▸ **SOURCE RECORDS**:
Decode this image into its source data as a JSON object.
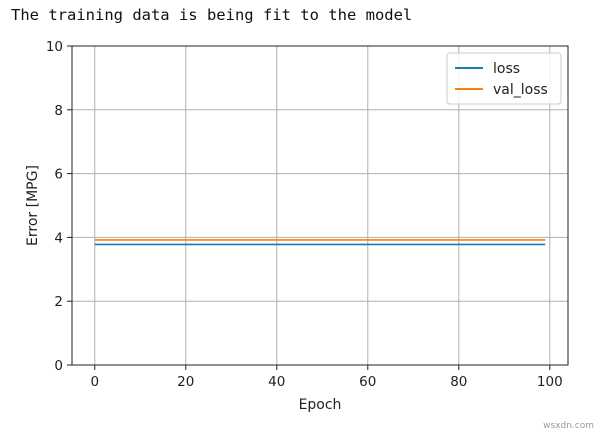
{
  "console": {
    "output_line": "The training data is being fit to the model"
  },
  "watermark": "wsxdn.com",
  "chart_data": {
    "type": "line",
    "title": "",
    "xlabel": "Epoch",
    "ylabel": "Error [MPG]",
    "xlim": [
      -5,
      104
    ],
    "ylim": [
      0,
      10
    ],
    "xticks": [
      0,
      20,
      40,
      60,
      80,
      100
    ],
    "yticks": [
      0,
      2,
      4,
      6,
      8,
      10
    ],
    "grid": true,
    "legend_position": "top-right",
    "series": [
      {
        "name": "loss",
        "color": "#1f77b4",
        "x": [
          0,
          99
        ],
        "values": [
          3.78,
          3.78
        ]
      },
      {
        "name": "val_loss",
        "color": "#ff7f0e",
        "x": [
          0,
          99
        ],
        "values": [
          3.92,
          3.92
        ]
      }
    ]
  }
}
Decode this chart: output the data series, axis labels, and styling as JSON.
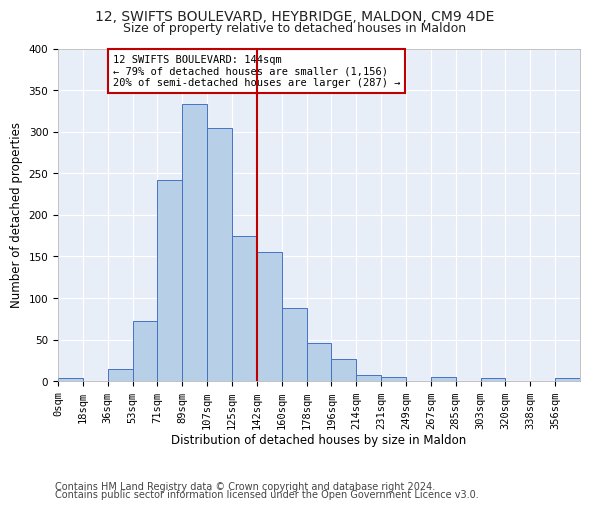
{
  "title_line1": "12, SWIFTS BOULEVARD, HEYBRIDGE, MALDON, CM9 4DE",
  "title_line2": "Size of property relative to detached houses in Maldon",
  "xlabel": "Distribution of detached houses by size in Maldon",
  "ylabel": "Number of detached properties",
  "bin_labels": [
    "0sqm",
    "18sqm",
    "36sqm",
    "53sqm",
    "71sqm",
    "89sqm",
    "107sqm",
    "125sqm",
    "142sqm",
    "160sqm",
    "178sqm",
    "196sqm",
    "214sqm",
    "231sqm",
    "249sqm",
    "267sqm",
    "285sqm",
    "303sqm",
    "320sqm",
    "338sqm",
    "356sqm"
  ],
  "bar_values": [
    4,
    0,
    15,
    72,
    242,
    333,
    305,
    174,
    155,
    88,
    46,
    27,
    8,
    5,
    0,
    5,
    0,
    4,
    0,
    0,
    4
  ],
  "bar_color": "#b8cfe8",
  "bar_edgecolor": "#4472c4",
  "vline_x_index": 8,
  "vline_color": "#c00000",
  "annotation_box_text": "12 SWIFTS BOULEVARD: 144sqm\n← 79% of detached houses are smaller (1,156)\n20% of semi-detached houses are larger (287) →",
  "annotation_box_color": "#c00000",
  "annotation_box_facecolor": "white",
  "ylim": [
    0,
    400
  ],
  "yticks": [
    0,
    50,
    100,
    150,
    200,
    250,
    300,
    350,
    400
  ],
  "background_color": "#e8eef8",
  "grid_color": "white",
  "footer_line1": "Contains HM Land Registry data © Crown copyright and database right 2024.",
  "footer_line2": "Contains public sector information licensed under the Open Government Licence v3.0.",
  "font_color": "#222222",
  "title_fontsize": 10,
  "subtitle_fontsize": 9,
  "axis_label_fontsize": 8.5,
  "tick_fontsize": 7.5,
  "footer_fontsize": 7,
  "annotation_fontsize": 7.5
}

==

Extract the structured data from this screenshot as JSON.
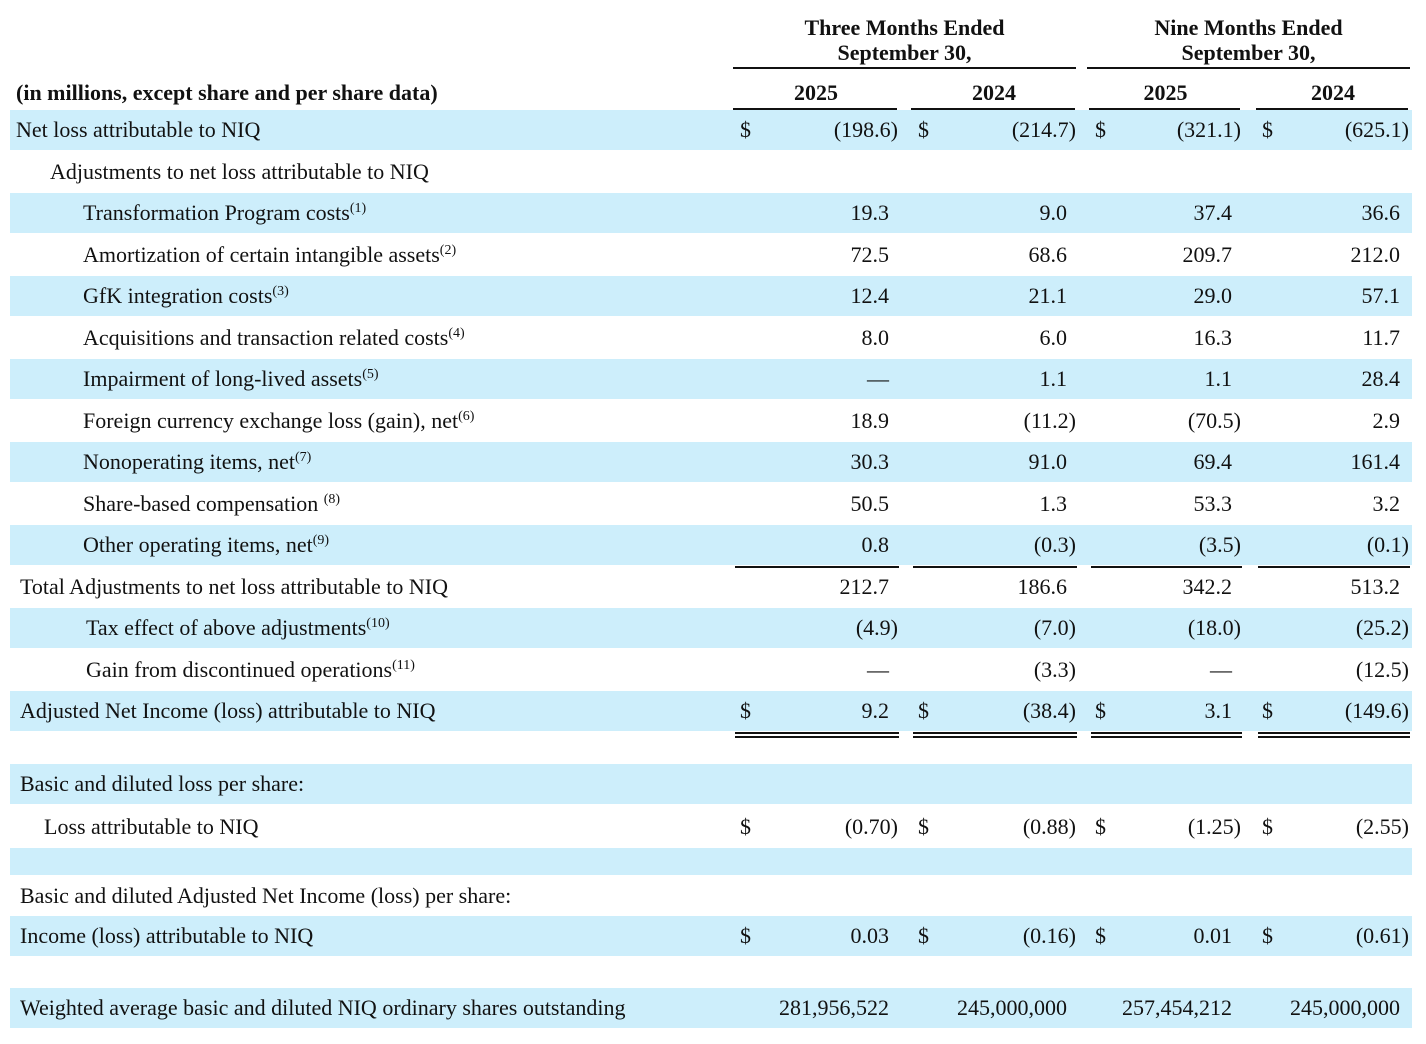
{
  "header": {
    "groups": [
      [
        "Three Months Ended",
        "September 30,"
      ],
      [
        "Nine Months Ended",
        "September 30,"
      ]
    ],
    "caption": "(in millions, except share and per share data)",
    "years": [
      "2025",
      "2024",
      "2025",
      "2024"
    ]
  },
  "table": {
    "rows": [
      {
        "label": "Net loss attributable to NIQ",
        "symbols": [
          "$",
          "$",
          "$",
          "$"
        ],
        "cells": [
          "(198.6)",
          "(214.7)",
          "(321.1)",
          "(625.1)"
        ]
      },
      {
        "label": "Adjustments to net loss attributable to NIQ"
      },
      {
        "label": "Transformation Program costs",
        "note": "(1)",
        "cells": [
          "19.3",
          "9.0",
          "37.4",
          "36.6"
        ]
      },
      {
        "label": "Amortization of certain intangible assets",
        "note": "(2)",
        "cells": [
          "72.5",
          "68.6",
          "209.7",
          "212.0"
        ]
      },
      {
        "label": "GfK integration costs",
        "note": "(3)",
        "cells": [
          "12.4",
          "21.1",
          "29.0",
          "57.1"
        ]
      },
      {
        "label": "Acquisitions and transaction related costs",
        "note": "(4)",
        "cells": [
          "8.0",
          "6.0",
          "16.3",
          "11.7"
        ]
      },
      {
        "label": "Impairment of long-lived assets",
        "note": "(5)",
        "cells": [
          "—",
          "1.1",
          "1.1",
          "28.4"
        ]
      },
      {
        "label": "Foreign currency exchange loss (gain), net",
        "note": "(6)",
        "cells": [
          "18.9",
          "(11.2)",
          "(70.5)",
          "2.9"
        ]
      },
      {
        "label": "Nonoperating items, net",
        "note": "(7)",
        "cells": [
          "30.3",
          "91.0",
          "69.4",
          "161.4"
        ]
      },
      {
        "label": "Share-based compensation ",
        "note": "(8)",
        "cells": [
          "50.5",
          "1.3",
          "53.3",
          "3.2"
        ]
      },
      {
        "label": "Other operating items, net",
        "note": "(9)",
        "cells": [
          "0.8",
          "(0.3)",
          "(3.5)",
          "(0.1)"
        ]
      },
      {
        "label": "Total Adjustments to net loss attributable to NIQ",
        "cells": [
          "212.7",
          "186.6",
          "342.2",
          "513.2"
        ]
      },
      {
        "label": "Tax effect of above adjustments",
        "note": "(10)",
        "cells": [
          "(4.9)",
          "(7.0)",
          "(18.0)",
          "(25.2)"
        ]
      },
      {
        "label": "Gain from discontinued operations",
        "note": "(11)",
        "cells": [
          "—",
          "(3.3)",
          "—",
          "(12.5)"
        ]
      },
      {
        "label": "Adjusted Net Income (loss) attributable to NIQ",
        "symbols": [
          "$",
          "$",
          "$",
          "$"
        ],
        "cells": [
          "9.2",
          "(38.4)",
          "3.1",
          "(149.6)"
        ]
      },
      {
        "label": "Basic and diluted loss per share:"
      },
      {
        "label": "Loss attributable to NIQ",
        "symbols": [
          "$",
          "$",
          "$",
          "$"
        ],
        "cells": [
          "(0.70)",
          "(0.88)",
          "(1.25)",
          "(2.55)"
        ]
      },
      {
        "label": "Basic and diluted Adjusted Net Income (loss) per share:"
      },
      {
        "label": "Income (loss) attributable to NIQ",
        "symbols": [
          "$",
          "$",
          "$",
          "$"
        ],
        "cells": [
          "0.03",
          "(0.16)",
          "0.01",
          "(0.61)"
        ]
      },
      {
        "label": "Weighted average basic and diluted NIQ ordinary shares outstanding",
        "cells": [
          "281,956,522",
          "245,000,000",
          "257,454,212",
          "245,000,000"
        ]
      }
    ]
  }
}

* * *

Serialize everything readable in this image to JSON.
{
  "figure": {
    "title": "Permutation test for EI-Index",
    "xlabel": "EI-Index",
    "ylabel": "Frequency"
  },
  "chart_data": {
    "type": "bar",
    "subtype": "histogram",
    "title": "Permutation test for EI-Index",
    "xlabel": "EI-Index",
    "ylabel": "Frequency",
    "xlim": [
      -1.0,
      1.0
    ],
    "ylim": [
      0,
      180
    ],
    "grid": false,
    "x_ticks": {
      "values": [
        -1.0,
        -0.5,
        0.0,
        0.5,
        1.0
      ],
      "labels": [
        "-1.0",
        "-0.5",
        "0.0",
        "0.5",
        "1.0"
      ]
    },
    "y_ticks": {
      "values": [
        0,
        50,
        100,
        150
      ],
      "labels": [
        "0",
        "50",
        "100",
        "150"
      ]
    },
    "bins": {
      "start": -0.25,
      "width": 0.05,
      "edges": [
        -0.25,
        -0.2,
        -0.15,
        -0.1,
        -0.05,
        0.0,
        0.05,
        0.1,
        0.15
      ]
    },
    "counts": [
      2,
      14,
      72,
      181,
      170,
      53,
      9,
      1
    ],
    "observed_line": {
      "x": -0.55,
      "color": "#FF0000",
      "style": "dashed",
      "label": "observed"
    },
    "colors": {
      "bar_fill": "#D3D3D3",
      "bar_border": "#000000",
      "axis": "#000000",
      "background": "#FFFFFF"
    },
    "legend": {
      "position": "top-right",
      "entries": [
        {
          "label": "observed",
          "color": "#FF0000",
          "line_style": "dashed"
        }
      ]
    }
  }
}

▸ **EXERCISE REQUIREMENTS**: Extract, from the material above, each line holding the word "image".

▸ **TASK ANSWER**:
Decode this image into its source data as a JSON object.
Serialize everything readable in this image to JSON.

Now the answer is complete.